◆ Exercise details
Reproduce each of the lines word for word.

[Start of Data records]

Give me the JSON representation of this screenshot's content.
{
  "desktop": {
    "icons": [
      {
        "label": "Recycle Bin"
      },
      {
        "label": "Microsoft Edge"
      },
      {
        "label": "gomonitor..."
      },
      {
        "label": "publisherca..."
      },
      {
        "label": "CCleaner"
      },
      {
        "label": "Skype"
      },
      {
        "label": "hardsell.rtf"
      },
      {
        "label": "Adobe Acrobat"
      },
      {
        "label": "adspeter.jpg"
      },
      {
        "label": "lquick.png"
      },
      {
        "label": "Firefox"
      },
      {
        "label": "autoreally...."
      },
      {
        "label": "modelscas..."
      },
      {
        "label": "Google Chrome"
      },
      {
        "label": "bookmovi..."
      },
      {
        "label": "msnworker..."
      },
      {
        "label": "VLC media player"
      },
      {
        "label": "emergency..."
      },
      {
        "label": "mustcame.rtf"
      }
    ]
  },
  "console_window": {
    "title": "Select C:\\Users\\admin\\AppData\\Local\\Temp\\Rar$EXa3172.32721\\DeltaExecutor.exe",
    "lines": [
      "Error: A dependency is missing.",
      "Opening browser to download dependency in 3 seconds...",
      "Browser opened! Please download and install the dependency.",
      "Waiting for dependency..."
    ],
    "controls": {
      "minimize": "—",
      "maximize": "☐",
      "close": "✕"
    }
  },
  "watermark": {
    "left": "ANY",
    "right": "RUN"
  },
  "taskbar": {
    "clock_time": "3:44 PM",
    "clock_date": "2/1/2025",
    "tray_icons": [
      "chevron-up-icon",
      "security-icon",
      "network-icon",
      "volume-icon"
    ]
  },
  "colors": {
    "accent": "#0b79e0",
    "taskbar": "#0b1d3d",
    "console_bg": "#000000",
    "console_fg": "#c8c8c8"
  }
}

[End of Data records]

◆ Written solution
Give me the JSON representation of this screenshot's content.
{
  "desktop": {
    "icons": [
      {
        "label": "Recycle Bin"
      },
      {
        "label": "Microsoft Edge"
      },
      {
        "label": "gomonitor..."
      },
      {
        "label": "publisherca..."
      },
      {
        "label": "CCleaner"
      },
      {
        "label": "Skype"
      },
      {
        "label": "hardsell.rtf"
      },
      {
        "label": "Adobe Acrobat"
      },
      {
        "label": "adspeter.jpg"
      },
      {
        "label": "lquick.png"
      },
      {
        "label": "Firefox"
      },
      {
        "label": "autoreally...."
      },
      {
        "label": "modelscas..."
      },
      {
        "label": "Google Chrome"
      },
      {
        "label": "bookmovi..."
      },
      {
        "label": "msnworker..."
      },
      {
        "label": "VLC media player"
      },
      {
        "label": "emergency..."
      },
      {
        "label": "mustcame.rtf"
      }
    ]
  },
  "console_window": {
    "title": "Select C:\\Users\\admin\\AppData\\Local\\Temp\\Rar$EXa3172.32721\\DeltaExecutor.exe",
    "lines": [
      "Error: A dependency is missing.",
      "Opening browser to download dependency in 3 seconds...",
      "Browser opened! Please download and install the dependency.",
      "Waiting for dependency..."
    ],
    "controls": {
      "minimize": "—",
      "maximize": "☐",
      "close": "✕"
    }
  },
  "watermark": {
    "left": "ANY",
    "right": "RUN"
  },
  "taskbar": {
    "clock_time": "3:44 PM",
    "clock_date": "2/1/2025",
    "tray_icons": [
      "chevron-up-icon",
      "security-icon",
      "network-icon",
      "volume-icon"
    ]
  },
  "colors": {
    "accent": "#0b79e0",
    "taskbar": "#0b1d3d",
    "console_bg": "#000000",
    "console_fg": "#c8c8c8"
  }
}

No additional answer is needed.